* [PROBLEM DESCRIPTION]: Make an exact copy of the entries below with the pictures removed.

Stored data entries:
++++++++++++++++++++

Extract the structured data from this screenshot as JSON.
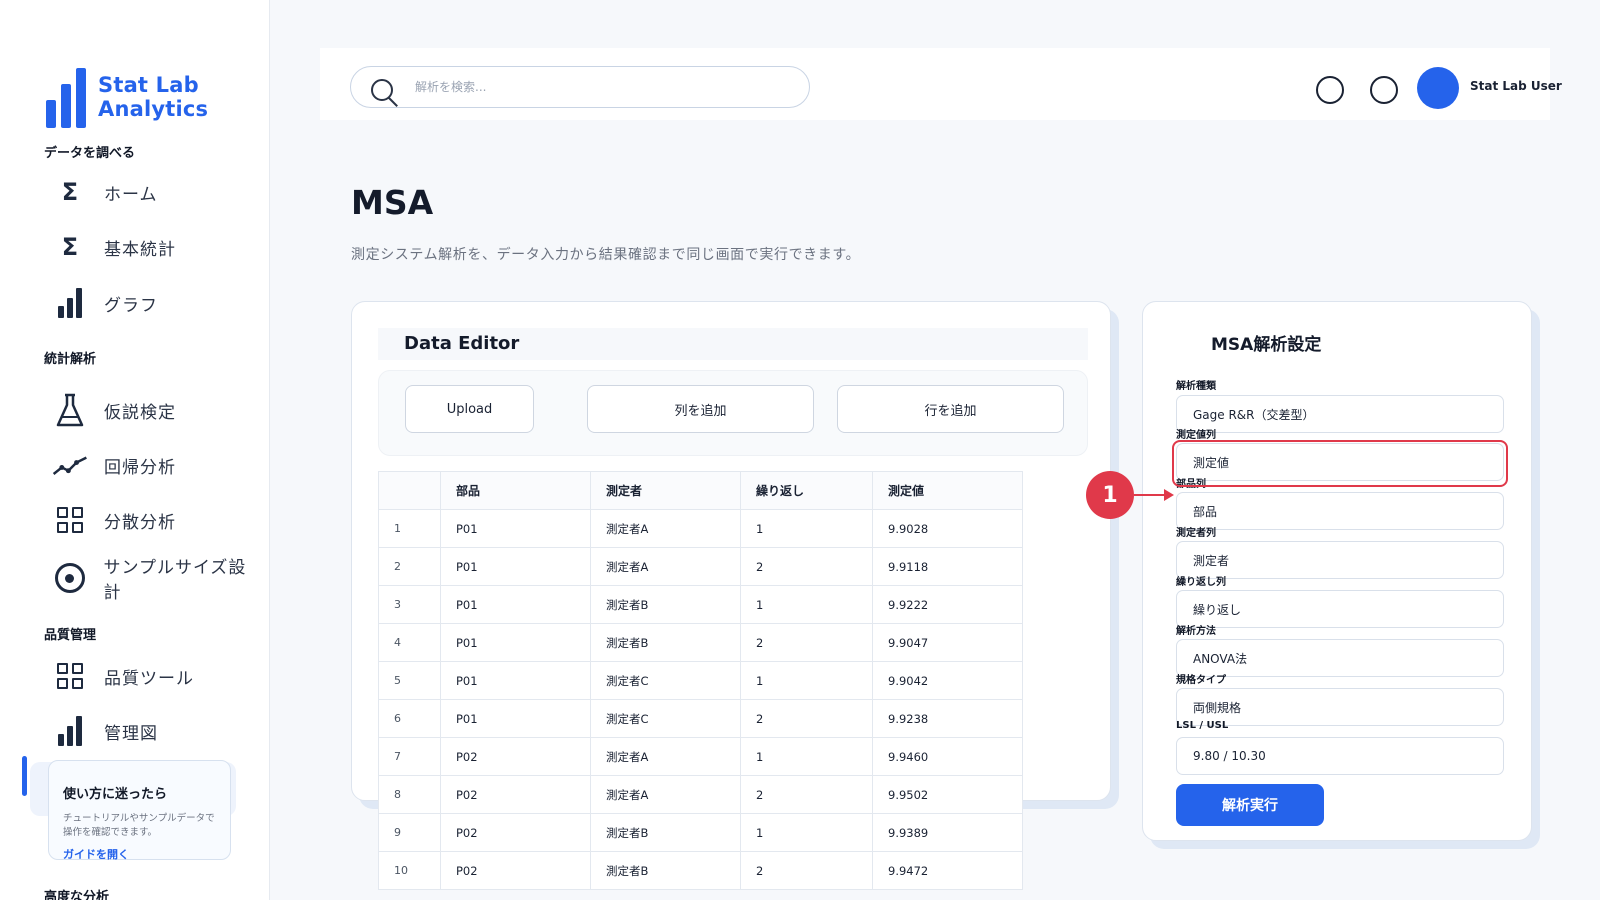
{
  "brand": {
    "name": "Stat Lab Analytics",
    "accent": "#2563eb"
  },
  "sidebar": {
    "sections": [
      {
        "label": "データを調べる"
      },
      {
        "label": "統計解析"
      },
      {
        "label": "品質管理"
      },
      {
        "label": "高度な分析"
      }
    ],
    "items": [
      {
        "label": "ホーム",
        "icon": "sigma-icon"
      },
      {
        "label": "基本統計",
        "icon": "sigma-icon"
      },
      {
        "label": "グラフ",
        "icon": "bar-chart-icon"
      },
      {
        "label": "仮説検定",
        "icon": "flask-icon"
      },
      {
        "label": "回帰分析",
        "icon": "trend-line-icon"
      },
      {
        "label": "分散分析",
        "icon": "grid-icon"
      },
      {
        "label": "サンプルサイズ設計",
        "icon": "target-icon"
      },
      {
        "label": "品質ツール",
        "icon": "grid-icon"
      },
      {
        "label": "管理図",
        "icon": "bar-chart-icon"
      }
    ],
    "help": {
      "title": "使い方に迷ったら",
      "description": "チュートリアルやサンプルデータで操作を確認できます。",
      "link": "ガイドを開く"
    }
  },
  "topbar": {
    "search_placeholder": "解析を検索...",
    "user_name": "Stat Lab User"
  },
  "page": {
    "title": "MSA",
    "subtitle": "測定システム解析を、データ入力から結果確認まで同じ画面で実行できます。"
  },
  "editor": {
    "title": "Data Editor",
    "buttons": {
      "upload": "Upload",
      "add_column": "列を追加",
      "add_row": "行を追加"
    },
    "columns": [
      "",
      "部品",
      "測定者",
      "繰り返し",
      "測定値"
    ],
    "rows": [
      [
        "1",
        "P01",
        "測定者A",
        "1",
        "9.9028"
      ],
      [
        "2",
        "P01",
        "測定者A",
        "2",
        "9.9118"
      ],
      [
        "3",
        "P01",
        "測定者B",
        "1",
        "9.9222"
      ],
      [
        "4",
        "P01",
        "測定者B",
        "2",
        "9.9047"
      ],
      [
        "5",
        "P01",
        "測定者C",
        "1",
        "9.9042"
      ],
      [
        "6",
        "P01",
        "測定者C",
        "2",
        "9.9238"
      ],
      [
        "7",
        "P02",
        "測定者A",
        "1",
        "9.9460"
      ],
      [
        "8",
        "P02",
        "測定者A",
        "2",
        "9.9502"
      ],
      [
        "9",
        "P02",
        "測定者B",
        "1",
        "9.9389"
      ],
      [
        "10",
        "P02",
        "測定者B",
        "2",
        "9.9472"
      ]
    ]
  },
  "settings": {
    "title": "MSA解析設定",
    "fields": [
      {
        "label": "解析種類",
        "value": "Gage R&R（交差型）"
      },
      {
        "label": "測定値列",
        "value": "測定値"
      },
      {
        "label": "部品列",
        "value": "部品"
      },
      {
        "label": "測定者列",
        "value": "測定者"
      },
      {
        "label": "繰り返し列",
        "value": "繰り返し"
      },
      {
        "label": "解析方法",
        "value": "ANOVA法"
      },
      {
        "label": "規格タイプ",
        "value": "両側規格"
      },
      {
        "label": "LSL / USL",
        "value": "9.80 / 10.30"
      }
    ],
    "run_label": "解析実行"
  },
  "callout": {
    "number": "1",
    "color": "#e0394a"
  }
}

++++++++++++++++++++

* [RESULT]:
Extract the structured data from this screenshot as JSON.
{
  "brand": {
    "name": "Stat Lab Analytics",
    "accent": "#2563eb"
  },
  "sidebar": {
    "sections": [
      {
        "label": "データを調べる"
      },
      {
        "label": "統計解析"
      },
      {
        "label": "品質管理"
      },
      {
        "label": "高度な分析"
      }
    ],
    "items": [
      {
        "label": "ホーム",
        "icon": "sigma-icon"
      },
      {
        "label": "基本統計",
        "icon": "sigma-icon"
      },
      {
        "label": "グラフ",
        "icon": "bar-chart-icon"
      },
      {
        "label": "仮説検定",
        "icon": "flask-icon"
      },
      {
        "label": "回帰分析",
        "icon": "trend-line-icon"
      },
      {
        "label": "分散分析",
        "icon": "grid-icon"
      },
      {
        "label": "サンプルサイズ設計",
        "icon": "target-icon"
      },
      {
        "label": "品質ツール",
        "icon": "grid-icon"
      },
      {
        "label": "管理図",
        "icon": "bar-chart-icon"
      }
    ],
    "help": {
      "title": "使い方に迷ったら",
      "description": "チュートリアルやサンプルデータで操作を確認できます。",
      "link": "ガイドを開く"
    }
  },
  "topbar": {
    "search_placeholder": "解析を検索...",
    "user_name": "Stat Lab User"
  },
  "page": {
    "title": "MSA",
    "subtitle": "測定システム解析を、データ入力から結果確認まで同じ画面で実行できます。"
  },
  "editor": {
    "title": "Data Editor",
    "buttons": {
      "upload": "Upload",
      "add_column": "列を追加",
      "add_row": "行を追加"
    },
    "columns": [
      "",
      "部品",
      "測定者",
      "繰り返し",
      "測定値"
    ],
    "rows": [
      [
        "1",
        "P01",
        "測定者A",
        "1",
        "9.9028"
      ],
      [
        "2",
        "P01",
        "測定者A",
        "2",
        "9.9118"
      ],
      [
        "3",
        "P01",
        "測定者B",
        "1",
        "9.9222"
      ],
      [
        "4",
        "P01",
        "測定者B",
        "2",
        "9.9047"
      ],
      [
        "5",
        "P01",
        "測定者C",
        "1",
        "9.9042"
      ],
      [
        "6",
        "P01",
        "測定者C",
        "2",
        "9.9238"
      ],
      [
        "7",
        "P02",
        "測定者A",
        "1",
        "9.9460"
      ],
      [
        "8",
        "P02",
        "測定者A",
        "2",
        "9.9502"
      ],
      [
        "9",
        "P02",
        "測定者B",
        "1",
        "9.9389"
      ],
      [
        "10",
        "P02",
        "測定者B",
        "2",
        "9.9472"
      ]
    ]
  },
  "settings": {
    "title": "MSA解析設定",
    "fields": [
      {
        "label": "解析種類",
        "value": "Gage R&R（交差型）"
      },
      {
        "label": "測定値列",
        "value": "測定値"
      },
      {
        "label": "部品列",
        "value": "部品"
      },
      {
        "label": "測定者列",
        "value": "測定者"
      },
      {
        "label": "繰り返し列",
        "value": "繰り返し"
      },
      {
        "label": "解析方法",
        "value": "ANOVA法"
      },
      {
        "label": "規格タイプ",
        "value": "両側規格"
      },
      {
        "label": "LSL / USL",
        "value": "9.80 / 10.30"
      }
    ],
    "run_label": "解析実行"
  },
  "callout": {
    "number": "1",
    "color": "#e0394a"
  }
}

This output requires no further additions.